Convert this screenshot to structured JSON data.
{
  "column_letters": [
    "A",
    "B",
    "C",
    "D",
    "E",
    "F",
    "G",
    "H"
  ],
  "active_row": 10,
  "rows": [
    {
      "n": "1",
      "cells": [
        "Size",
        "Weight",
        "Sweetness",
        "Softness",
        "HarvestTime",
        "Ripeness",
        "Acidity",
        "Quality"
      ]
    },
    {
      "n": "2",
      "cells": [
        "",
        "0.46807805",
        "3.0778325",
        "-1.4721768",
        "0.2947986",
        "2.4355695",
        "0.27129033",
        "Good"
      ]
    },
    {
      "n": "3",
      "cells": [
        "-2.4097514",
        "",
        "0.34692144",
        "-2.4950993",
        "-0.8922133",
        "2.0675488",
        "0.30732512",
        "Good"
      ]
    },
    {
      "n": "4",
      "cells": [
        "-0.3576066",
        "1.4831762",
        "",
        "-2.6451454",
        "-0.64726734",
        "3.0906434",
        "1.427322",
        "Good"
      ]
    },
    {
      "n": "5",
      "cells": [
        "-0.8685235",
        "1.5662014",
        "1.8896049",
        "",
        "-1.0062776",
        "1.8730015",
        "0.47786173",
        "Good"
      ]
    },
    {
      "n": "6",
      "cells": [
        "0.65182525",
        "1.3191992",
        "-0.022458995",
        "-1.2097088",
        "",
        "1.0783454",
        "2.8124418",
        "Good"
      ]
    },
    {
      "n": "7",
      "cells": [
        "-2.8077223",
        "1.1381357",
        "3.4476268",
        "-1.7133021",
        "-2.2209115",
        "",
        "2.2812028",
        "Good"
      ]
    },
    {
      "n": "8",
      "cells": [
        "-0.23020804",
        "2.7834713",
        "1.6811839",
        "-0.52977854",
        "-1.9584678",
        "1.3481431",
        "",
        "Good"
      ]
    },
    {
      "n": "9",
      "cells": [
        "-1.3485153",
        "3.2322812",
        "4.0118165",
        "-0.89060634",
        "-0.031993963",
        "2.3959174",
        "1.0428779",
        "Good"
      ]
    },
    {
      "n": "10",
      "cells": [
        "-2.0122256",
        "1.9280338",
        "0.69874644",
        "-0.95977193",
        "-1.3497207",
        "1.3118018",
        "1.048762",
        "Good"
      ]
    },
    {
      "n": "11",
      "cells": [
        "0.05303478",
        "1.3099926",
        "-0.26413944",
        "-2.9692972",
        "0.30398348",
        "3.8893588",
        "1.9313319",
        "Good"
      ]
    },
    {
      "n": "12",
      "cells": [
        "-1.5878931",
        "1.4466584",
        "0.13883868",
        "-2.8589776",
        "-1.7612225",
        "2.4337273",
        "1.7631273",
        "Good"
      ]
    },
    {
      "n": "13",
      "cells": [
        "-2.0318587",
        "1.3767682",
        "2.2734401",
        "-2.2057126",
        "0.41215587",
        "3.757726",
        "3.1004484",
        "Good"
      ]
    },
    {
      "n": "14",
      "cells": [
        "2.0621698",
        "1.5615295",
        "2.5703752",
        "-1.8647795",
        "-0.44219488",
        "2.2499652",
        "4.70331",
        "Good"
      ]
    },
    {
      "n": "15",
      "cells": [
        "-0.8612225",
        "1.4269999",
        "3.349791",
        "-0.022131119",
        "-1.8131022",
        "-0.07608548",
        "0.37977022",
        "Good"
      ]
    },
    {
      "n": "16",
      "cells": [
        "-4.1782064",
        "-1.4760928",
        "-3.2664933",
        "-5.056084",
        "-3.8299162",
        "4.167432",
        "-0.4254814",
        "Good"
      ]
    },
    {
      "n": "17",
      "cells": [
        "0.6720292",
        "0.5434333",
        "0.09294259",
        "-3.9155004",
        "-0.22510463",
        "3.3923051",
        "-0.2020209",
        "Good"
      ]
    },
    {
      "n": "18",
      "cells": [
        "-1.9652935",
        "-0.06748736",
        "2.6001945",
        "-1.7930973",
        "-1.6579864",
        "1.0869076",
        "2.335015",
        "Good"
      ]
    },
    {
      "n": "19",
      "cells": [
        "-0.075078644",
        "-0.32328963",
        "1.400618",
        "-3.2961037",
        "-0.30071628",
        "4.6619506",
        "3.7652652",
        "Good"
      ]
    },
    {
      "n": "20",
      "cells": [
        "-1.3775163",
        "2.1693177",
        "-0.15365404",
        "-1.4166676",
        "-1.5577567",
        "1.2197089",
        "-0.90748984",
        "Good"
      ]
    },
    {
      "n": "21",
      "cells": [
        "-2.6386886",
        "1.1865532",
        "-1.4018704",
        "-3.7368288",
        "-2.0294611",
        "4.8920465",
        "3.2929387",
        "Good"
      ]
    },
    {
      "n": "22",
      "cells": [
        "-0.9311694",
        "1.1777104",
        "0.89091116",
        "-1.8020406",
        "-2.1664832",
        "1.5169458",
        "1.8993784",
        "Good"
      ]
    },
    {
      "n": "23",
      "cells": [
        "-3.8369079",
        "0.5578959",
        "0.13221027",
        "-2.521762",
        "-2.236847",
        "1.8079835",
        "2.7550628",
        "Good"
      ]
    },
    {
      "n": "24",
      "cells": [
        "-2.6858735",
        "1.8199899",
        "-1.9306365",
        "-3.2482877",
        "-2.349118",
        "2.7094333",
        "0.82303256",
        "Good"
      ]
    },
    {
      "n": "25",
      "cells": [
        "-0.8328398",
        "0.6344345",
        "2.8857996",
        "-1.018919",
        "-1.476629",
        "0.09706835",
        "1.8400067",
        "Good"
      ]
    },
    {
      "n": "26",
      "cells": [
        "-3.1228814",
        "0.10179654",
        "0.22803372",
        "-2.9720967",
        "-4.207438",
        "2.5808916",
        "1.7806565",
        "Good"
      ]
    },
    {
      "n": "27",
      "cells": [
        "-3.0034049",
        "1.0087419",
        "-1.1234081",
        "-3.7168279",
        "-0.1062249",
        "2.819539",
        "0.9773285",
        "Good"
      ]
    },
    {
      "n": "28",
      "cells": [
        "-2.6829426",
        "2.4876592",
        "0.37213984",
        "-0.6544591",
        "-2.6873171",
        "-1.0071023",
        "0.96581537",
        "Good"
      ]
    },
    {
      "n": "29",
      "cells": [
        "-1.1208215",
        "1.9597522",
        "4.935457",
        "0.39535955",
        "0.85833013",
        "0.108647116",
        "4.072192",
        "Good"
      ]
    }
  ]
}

# # #

Copy every record exactly as presented.

Convert this screenshot to structured JSON data.
{
  "column_letters": [
    "A",
    "B",
    "C",
    "D",
    "E",
    "F",
    "G",
    "H"
  ],
  "active_row": 10,
  "rows": [
    {
      "n": "1",
      "cells": [
        "Size",
        "Weight",
        "Sweetness",
        "Softness",
        "HarvestTime",
        "Ripeness",
        "Acidity",
        "Quality"
      ]
    },
    {
      "n": "2",
      "cells": [
        "",
        "0.46807805",
        "3.0778325",
        "-1.4721768",
        "0.2947986",
        "2.4355695",
        "0.27129033",
        "Good"
      ]
    },
    {
      "n": "3",
      "cells": [
        "-2.4097514",
        "",
        "0.34692144",
        "-2.4950993",
        "-0.8922133",
        "2.0675488",
        "0.30732512",
        "Good"
      ]
    },
    {
      "n": "4",
      "cells": [
        "-0.3576066",
        "1.4831762",
        "",
        "-2.6451454",
        "-0.64726734",
        "3.0906434",
        "1.427322",
        "Good"
      ]
    },
    {
      "n": "5",
      "cells": [
        "-0.8685235",
        "1.5662014",
        "1.8896049",
        "",
        "-1.0062776",
        "1.8730015",
        "0.47786173",
        "Good"
      ]
    },
    {
      "n": "6",
      "cells": [
        "0.65182525",
        "1.3191992",
        "-0.022458995",
        "-1.2097088",
        "",
        "1.0783454",
        "2.8124418",
        "Good"
      ]
    },
    {
      "n": "7",
      "cells": [
        "-2.8077223",
        "1.1381357",
        "3.4476268",
        "-1.7133021",
        "-2.2209115",
        "",
        "2.2812028",
        "Good"
      ]
    },
    {
      "n": "8",
      "cells": [
        "-0.23020804",
        "2.7834713",
        "1.6811839",
        "-0.52977854",
        "-1.9584678",
        "1.3481431",
        "",
        "Good"
      ]
    },
    {
      "n": "9",
      "cells": [
        "-1.3485153",
        "3.2322812",
        "4.0118165",
        "-0.89060634",
        "-0.031993963",
        "2.3959174",
        "1.0428779",
        "Good"
      ]
    },
    {
      "n": "10",
      "cells": [
        "-2.0122256",
        "1.9280338",
        "0.69874644",
        "-0.95977193",
        "-1.3497207",
        "1.3118018",
        "1.048762",
        "Good"
      ]
    },
    {
      "n": "11",
      "cells": [
        "0.05303478",
        "1.3099926",
        "-0.26413944",
        "-2.9692972",
        "0.30398348",
        "3.8893588",
        "1.9313319",
        "Good"
      ]
    },
    {
      "n": "12",
      "cells": [
        "-1.5878931",
        "1.4466584",
        "0.13883868",
        "-2.8589776",
        "-1.7612225",
        "2.4337273",
        "1.7631273",
        "Good"
      ]
    },
    {
      "n": "13",
      "cells": [
        "-2.0318587",
        "1.3767682",
        "2.2734401",
        "-2.2057126",
        "0.41215587",
        "3.757726",
        "3.1004484",
        "Good"
      ]
    },
    {
      "n": "14",
      "cells": [
        "2.0621698",
        "1.5615295",
        "2.5703752",
        "-1.8647795",
        "-0.44219488",
        "2.2499652",
        "4.70331",
        "Good"
      ]
    },
    {
      "n": "15",
      "cells": [
        "-0.8612225",
        "1.4269999",
        "3.349791",
        "-0.022131119",
        "-1.8131022",
        "-0.07608548",
        "0.37977022",
        "Good"
      ]
    },
    {
      "n": "16",
      "cells": [
        "-4.1782064",
        "-1.4760928",
        "-3.2664933",
        "-5.056084",
        "-3.8299162",
        "4.167432",
        "-0.4254814",
        "Good"
      ]
    },
    {
      "n": "17",
      "cells": [
        "0.6720292",
        "0.5434333",
        "0.09294259",
        "-3.9155004",
        "-0.22510463",
        "3.3923051",
        "-0.2020209",
        "Good"
      ]
    },
    {
      "n": "18",
      "cells": [
        "-1.9652935",
        "-0.06748736",
        "2.6001945",
        "-1.7930973",
        "-1.6579864",
        "1.0869076",
        "2.335015",
        "Good"
      ]
    },
    {
      "n": "19",
      "cells": [
        "-0.075078644",
        "-0.32328963",
        "1.400618",
        "-3.2961037",
        "-0.30071628",
        "4.6619506",
        "3.7652652",
        "Good"
      ]
    },
    {
      "n": "20",
      "cells": [
        "-1.3775163",
        "2.1693177",
        "-0.15365404",
        "-1.4166676",
        "-1.5577567",
        "1.2197089",
        "-0.90748984",
        "Good"
      ]
    },
    {
      "n": "21",
      "cells": [
        "-2.6386886",
        "1.1865532",
        "-1.4018704",
        "-3.7368288",
        "-2.0294611",
        "4.8920465",
        "3.2929387",
        "Good"
      ]
    },
    {
      "n": "22",
      "cells": [
        "-0.9311694",
        "1.1777104",
        "0.89091116",
        "-1.8020406",
        "-2.1664832",
        "1.5169458",
        "1.8993784",
        "Good"
      ]
    },
    {
      "n": "23",
      "cells": [
        "-3.8369079",
        "0.5578959",
        "0.13221027",
        "-2.521762",
        "-2.236847",
        "1.8079835",
        "2.7550628",
        "Good"
      ]
    },
    {
      "n": "24",
      "cells": [
        "-2.6858735",
        "1.8199899",
        "-1.9306365",
        "-3.2482877",
        "-2.349118",
        "2.7094333",
        "0.82303256",
        "Good"
      ]
    },
    {
      "n": "25",
      "cells": [
        "-0.8328398",
        "0.6344345",
        "2.8857996",
        "-1.018919",
        "-1.476629",
        "0.09706835",
        "1.8400067",
        "Good"
      ]
    },
    {
      "n": "26",
      "cells": [
        "-3.1228814",
        "0.10179654",
        "0.22803372",
        "-2.9720967",
        "-4.207438",
        "2.5808916",
        "1.7806565",
        "Good"
      ]
    },
    {
      "n": "27",
      "cells": [
        "-3.0034049",
        "1.0087419",
        "-1.1234081",
        "-3.7168279",
        "-0.1062249",
        "2.819539",
        "0.9773285",
        "Good"
      ]
    },
    {
      "n": "28",
      "cells": [
        "-2.6829426",
        "2.4876592",
        "0.37213984",
        "-0.6544591",
        "-2.6873171",
        "-1.0071023",
        "0.96581537",
        "Good"
      ]
    },
    {
      "n": "29",
      "cells": [
        "-1.1208215",
        "1.9597522",
        "4.935457",
        "0.39535955",
        "0.85833013",
        "0.108647116",
        "4.072192",
        "Good"
      ]
    }
  ]
}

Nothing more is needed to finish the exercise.